(Tasks and exercises):
A. In the passage on cleaning store data, list the geographic variables used for the exact matches when the data is first joined across years.
B. Duplicate the passage on cleaning store data, starting with "Deduplicating and handling" and going on through "of each establishment.".
C. Write the next part of the passage on cleaning store data, picking up after its last sentence.

Deduplicating and handling public markets

We analyze duplicate coordinates corresponding to stores in the exact same location or very similar locations due to being located inside public markets. Within exact coordinate duplicates, we first find chain stores (such as convenience stores), and we deduplicate that data, retaining only one representation of each establishment.

Public markets in Mexico City contain many establishments that are of interest, yet stores in these markets operate under different business dynamics compared to standalone businesses outside the markets. So next, we eliminate establishments that are part of public markets by excluding stores (103 in 2010 and 20,242 in 2020) whose names or building contain specific keywords (e.g., plaza, hallway, market) that indicate their location within markets, or those that have an entry in the “number of stalls” for that business. It is important to note again that these variables on the building type and the number of stalls have high missingness for the 2010 dataset. Then, we use open data on public markets from the city’s open portal⁶ to identify establishments within a strict 100-m buffer around each public market and remove them (17,688 in 2010 and 5532 in 2020). This initial distance approximates the core footprint of most public markets in Mexico City, including both the main structure and immediately adjacent stalls. Then, we expand the buffer to 300 m, eliminating all establishments that have exact coordinate duplicates within that catchment area (2,273 in 2010 and 579 in 2020). The expanded buffer captures the influence of larger markets that physically extend beyond 100 m from their center, and it helps remove persistent duplicates that were still present after the first round of removal. This second buffer distance was determined through visual inspection of maps around known markets where duplicates persisted. Lastly, we remove remaining duplicates by checking for redundancy across geographic (coordinates, census tract, block) and business characteristics (name, industry code), removing 1,274 stores in 2010 and 101 in 2020.

Building a longitudinal dataset using fuzzy matching

At this point in the data cleaning process, there are no duplicate establishments within a given year’s data according to coordinates and the names of the establishments are reasonably clean, so we join the data first using exact matches of geographic variables—municipality, census tract (AGEB), and block—as well as the NAICS codes. However, this process results in a many-to-one match, as some establishments within a block in one year may initially correspond to multiple establishments in another year. We resolve the many-to-one matches by employing a fuzzy matching technique. We calculate the string distance between establishment names and the Haversine geographic distance between coordinates. Before performing these calculations, we further clean the establishment names by removing the word “abarrotes,” which improves matching accuracy.

(Extracted information):
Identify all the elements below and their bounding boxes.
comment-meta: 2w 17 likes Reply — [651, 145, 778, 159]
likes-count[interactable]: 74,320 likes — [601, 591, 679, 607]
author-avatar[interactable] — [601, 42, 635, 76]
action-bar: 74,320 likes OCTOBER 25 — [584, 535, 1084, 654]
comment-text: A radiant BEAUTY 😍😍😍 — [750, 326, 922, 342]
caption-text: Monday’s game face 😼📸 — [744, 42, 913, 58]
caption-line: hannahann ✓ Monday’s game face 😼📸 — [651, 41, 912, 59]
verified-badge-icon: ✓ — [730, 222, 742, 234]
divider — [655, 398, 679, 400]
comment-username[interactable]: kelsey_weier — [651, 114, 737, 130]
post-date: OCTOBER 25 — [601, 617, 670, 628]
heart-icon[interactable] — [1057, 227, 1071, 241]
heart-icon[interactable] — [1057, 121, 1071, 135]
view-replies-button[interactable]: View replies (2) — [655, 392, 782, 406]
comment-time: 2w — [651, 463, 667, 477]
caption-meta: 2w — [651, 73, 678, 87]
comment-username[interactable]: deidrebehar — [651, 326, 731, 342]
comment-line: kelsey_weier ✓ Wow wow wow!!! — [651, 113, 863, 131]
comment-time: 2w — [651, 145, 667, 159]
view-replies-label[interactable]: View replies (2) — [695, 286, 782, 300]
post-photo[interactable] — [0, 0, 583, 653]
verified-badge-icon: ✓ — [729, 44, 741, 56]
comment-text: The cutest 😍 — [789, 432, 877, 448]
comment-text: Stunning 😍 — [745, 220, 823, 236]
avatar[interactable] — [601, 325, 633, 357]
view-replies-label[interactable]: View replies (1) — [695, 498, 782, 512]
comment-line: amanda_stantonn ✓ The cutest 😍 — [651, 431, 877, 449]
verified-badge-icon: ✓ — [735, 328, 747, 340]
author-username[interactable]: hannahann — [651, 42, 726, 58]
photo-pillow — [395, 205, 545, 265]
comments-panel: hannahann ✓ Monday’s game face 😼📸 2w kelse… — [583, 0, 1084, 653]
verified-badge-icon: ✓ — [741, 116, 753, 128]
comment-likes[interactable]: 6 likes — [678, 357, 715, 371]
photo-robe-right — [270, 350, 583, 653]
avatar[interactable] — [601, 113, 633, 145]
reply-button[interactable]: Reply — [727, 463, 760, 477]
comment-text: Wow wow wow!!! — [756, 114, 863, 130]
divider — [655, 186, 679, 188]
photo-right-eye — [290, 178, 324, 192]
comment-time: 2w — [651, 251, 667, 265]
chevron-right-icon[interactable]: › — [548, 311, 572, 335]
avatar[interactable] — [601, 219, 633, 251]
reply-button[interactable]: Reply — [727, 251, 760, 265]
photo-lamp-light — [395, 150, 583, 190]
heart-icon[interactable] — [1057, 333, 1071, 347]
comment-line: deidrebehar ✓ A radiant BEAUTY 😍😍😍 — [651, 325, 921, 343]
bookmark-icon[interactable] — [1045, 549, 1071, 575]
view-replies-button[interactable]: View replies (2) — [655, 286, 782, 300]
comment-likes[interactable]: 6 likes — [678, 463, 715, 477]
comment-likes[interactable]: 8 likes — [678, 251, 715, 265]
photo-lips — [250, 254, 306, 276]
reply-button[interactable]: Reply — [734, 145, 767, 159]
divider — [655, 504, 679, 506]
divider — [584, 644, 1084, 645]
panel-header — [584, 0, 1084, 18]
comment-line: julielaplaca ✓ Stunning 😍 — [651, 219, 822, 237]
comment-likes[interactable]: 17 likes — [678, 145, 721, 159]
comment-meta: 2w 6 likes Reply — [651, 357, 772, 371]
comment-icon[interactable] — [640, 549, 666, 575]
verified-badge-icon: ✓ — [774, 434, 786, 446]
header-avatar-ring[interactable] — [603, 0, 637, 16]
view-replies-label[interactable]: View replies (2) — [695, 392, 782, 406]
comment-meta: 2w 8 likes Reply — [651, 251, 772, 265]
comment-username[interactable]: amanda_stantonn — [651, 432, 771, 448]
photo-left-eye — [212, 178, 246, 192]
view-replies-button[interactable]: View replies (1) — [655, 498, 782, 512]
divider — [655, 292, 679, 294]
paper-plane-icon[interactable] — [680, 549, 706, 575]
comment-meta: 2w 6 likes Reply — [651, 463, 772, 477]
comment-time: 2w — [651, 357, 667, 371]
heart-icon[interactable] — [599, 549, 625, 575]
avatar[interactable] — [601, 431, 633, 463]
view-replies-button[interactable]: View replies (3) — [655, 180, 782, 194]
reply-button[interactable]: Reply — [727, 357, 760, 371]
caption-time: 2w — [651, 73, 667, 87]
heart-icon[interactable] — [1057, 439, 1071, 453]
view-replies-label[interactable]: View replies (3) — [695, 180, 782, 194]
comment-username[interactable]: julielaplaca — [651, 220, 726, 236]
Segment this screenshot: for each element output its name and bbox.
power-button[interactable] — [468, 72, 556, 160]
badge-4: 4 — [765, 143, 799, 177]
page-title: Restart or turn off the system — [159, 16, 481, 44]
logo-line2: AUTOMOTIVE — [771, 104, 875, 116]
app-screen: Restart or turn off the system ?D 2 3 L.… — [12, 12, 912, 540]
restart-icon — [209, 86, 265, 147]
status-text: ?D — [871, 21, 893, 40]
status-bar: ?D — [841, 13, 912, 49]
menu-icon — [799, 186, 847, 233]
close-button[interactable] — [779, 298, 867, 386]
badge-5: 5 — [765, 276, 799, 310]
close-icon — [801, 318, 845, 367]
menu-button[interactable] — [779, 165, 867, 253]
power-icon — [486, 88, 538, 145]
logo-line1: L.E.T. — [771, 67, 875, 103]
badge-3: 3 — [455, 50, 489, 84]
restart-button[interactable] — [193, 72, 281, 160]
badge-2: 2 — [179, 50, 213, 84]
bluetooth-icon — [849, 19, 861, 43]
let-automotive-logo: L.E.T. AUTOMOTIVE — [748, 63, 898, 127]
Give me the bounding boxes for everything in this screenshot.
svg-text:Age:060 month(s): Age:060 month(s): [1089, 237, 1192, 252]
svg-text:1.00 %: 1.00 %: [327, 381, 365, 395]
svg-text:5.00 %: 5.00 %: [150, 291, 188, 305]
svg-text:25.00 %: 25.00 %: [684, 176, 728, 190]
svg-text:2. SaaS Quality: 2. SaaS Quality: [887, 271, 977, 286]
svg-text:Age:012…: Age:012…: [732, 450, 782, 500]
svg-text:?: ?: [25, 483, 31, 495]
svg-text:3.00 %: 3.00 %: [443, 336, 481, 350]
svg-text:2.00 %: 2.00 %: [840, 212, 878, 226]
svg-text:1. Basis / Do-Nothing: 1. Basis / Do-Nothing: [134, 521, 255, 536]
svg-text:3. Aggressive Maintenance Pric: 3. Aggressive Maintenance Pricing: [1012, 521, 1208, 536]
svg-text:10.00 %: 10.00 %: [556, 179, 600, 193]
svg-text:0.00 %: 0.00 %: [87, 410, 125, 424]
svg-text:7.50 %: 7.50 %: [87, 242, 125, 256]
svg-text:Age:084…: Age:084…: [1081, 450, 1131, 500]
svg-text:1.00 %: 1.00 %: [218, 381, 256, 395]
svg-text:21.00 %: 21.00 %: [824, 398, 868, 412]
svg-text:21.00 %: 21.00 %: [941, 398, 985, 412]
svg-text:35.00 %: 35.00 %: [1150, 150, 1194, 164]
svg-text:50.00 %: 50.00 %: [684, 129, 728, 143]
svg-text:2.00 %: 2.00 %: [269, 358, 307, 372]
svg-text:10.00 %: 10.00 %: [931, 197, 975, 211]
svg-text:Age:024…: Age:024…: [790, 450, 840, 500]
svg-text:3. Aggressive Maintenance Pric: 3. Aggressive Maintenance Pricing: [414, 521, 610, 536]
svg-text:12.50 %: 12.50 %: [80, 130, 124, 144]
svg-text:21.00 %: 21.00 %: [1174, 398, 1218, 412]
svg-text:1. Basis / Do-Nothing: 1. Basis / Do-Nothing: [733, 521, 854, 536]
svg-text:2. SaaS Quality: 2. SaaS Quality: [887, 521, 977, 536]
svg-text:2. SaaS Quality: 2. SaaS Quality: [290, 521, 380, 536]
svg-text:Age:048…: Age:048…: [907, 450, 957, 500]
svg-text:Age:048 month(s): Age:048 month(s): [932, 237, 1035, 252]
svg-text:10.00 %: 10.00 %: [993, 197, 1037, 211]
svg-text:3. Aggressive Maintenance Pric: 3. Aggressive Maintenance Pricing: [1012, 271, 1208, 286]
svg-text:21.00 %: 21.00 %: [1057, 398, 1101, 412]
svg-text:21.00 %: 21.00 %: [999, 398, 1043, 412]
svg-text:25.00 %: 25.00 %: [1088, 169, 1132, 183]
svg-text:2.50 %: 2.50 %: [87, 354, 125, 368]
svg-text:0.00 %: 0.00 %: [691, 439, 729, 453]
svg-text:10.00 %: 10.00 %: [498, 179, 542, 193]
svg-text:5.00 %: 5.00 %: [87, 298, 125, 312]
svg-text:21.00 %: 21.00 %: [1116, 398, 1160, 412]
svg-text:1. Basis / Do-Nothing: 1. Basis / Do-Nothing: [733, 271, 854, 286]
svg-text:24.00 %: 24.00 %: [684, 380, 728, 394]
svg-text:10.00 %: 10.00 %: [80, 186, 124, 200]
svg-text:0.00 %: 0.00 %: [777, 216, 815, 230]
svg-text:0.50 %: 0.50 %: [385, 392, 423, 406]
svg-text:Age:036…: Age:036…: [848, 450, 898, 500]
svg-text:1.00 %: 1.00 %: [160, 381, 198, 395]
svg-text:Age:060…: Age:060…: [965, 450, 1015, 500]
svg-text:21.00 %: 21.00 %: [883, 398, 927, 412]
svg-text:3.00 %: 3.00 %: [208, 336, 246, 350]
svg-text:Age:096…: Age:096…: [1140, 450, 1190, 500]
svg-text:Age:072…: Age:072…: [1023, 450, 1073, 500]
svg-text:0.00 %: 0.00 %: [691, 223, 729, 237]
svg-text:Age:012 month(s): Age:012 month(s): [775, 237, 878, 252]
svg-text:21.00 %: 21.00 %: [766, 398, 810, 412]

(Answers provided):
A. municipality, census tract (AGEB), block

B.
Deduplicating and handling public markets

We analyze duplicate coordinates corresponding to stores in the exact same location or very similar locations due to being located inside public markets. Within exact coordinate duplicates, we first find chain stores (such as convenience stores), and we deduplicate that data, retaining only one representation of each establishment.

C.
Sensitivity analysis

As mentioned, the determination of survival is based partially on matching of the location (coordinates) and name of an establishment across the two datasets from 2010 to 2020. These are matched based on joint cutoffs for the Haversine distance between two locations (in meters) and the string distance between the names of the establishments (calculated using the Jaro–Winkler method which outperform other methods, as we show in the Appendix). We test the sensitivity of our results to these cutoff values, as shown in Figure 2. We vary both the cutoff for string distance and for Haversine distance jointly, and we find that after a certain point (approximately 200 m), geographic distance has little additional impact on match rates. However, the string distance is much more impactful across the range of values tested (0.015, 0.45). In Figure 2, the point representing the combination of Haversine distance and string distance for our initial matched dataset is shown in black (at 0.3 string distance, 150 m Haversine distance). Since we also find that some establishments have a larger footprint (e.g., supermarkets), we accept matches from another cutoff combination that is stricter in terms of string distance (0.2), but less strict in terms of geographic distance (350 m). Additionally, there are some businesses that have more moderate but acceptable differences in names (string distance less than 0.5) due to the nature of the data collection across years, but are located less than 15 m from a potential match. We also include these businesses as additional matches. We choose this combination of additional cutoffs in our analysis due to the validation with official IDs shown in the Appendix, where these cutoffs show to produce optimal match-recovery performance. We include the string and Haversine distances as variables in our matched dataset, so users can change these cutoffs based on desired precision. These thresholds can have important implications depending on the research question. For example, stricter thresholds may be appropriate for studies of firm-level behavior, while more relaxed thresholds may be suitable for broader spatial trends.

Figure 2.

Sensitivity analysis for defining string and geographic distance cutoffs.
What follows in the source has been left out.